**WHAT THE TASK REQUIRES**. Show every line in the entries below where the word "balance" appears.

**ENTRIES**.
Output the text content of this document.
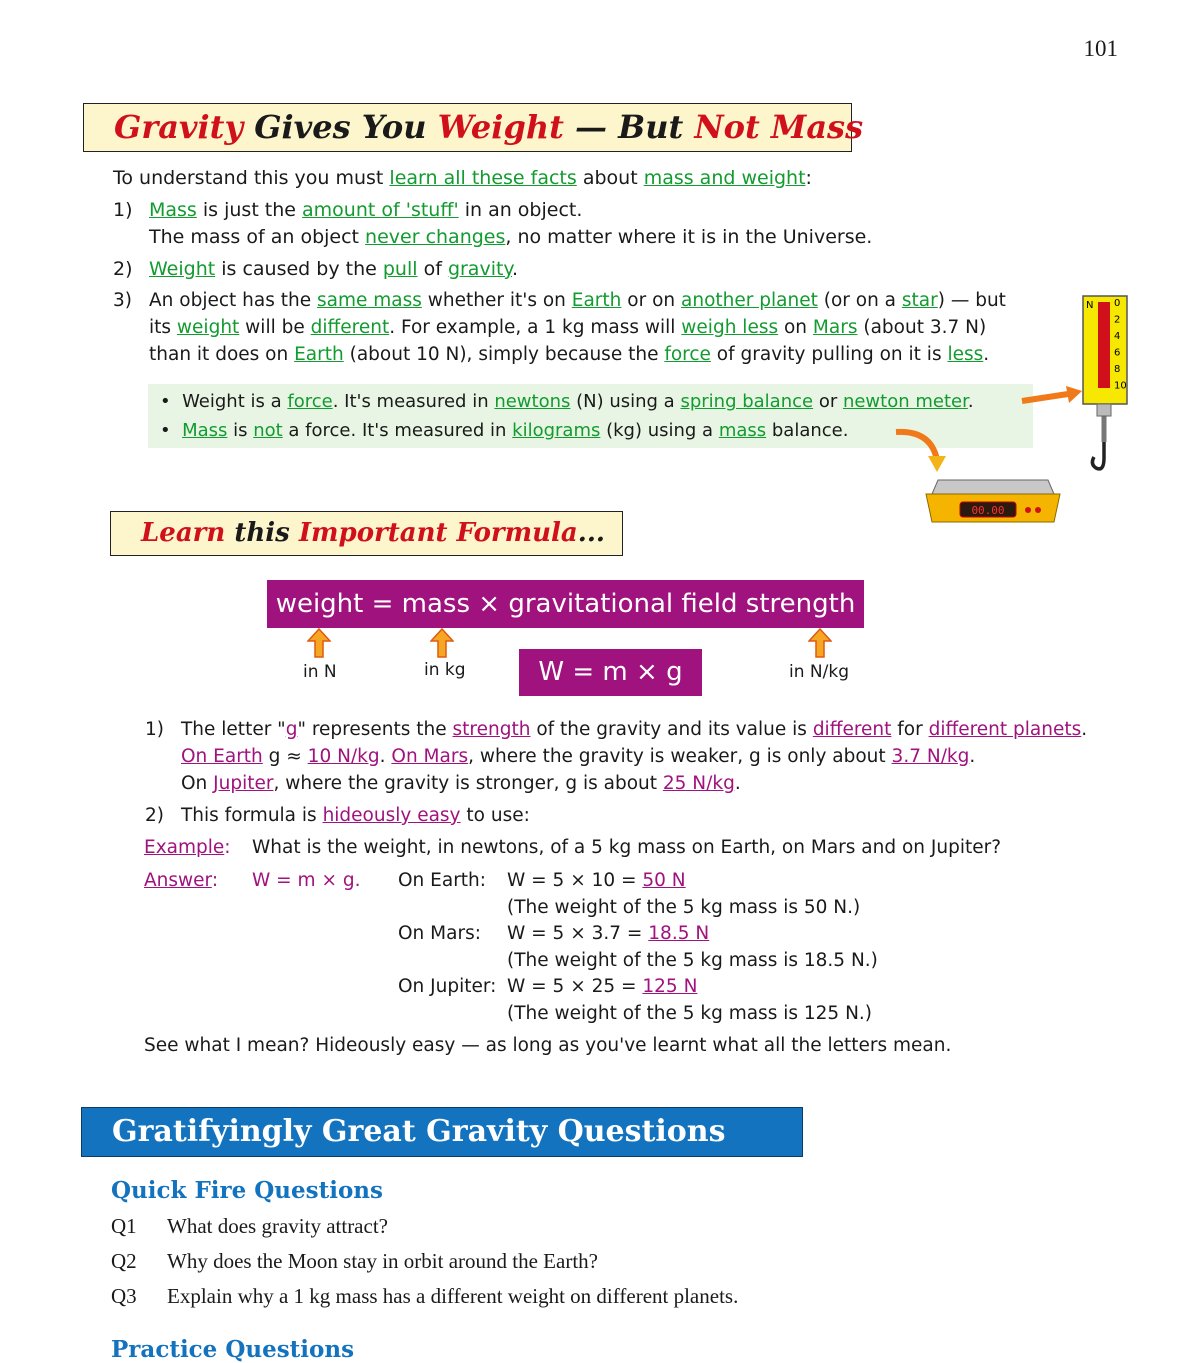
101
Gravity Gives You Weight — But Not Mass
To understand this you must learn all these facts about mass and weight:
1) Mass is just the amount of 'stuff' in an object.
The mass of an object never changes, no matter where it is in the Universe.
2) Weight is caused by the pull of gravity.
3) An object has the same mass whether it's on Earth or on another planet (or on a star) — but
its weight will be different. For example, a 1 kg mass will weigh less on Mars (about 3.7 N)
than it does on Earth (about 10 N), simply because the force of gravity pulling on it is less.
•  Weight is a force. It's measured in newtons (N) using a spring balance or newton meter.
•  Mass is not a force. It's measured in kilograms (kg) using a mass balance.
N 0
2
4
6
8
10
00.00
Learn this Important Formula...
weight = mass × gravitational field strength
in N	in kg	in N/kg
W = m × g
1) The letter "g" represents the strength of the gravity and its value is different for different planets.
On Earth g ≈ 10 N/kg. On Mars, where the gravity is weaker, g is only about 3.7 N/kg.
On Jupiter, where the gravity is stronger, g is about 25 N/kg.
2) This formula is hideously easy to use:
Example: What is the weight, in newtons, of a 5 kg mass on Earth, on Mars and on Jupiter?
Answer: W = m × g. On Earth: W = 5 × 10 = 50 N
(The weight of the 5 kg mass is 50 N.)
On Mars: W = 5 × 3.7 = 18.5 N
(The weight of the 5 kg mass is 18.5 N.)
On Jupiter: W = 5 × 25 = 125 N
(The weight of the 5 kg mass is 125 N.)
See what I mean? Hideously easy — as long as you've learnt what all the letters mean.
Gratifyingly Great Gravity Questions
Quick Fire Questions
Q1 What does gravity attract?
Q2 Why does the Moon stay in orbit around the Earth?
Q3 Explain why a 1 kg mass has a different weight on different planets.
Practice Questions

**ANSWER TO THIS TASK**.
•  Weight is a force. It's measured in newtons (N) using a spring balance or newton meter.
•  Mass is not a force. It's measured in kilograms (kg) using a mass balance.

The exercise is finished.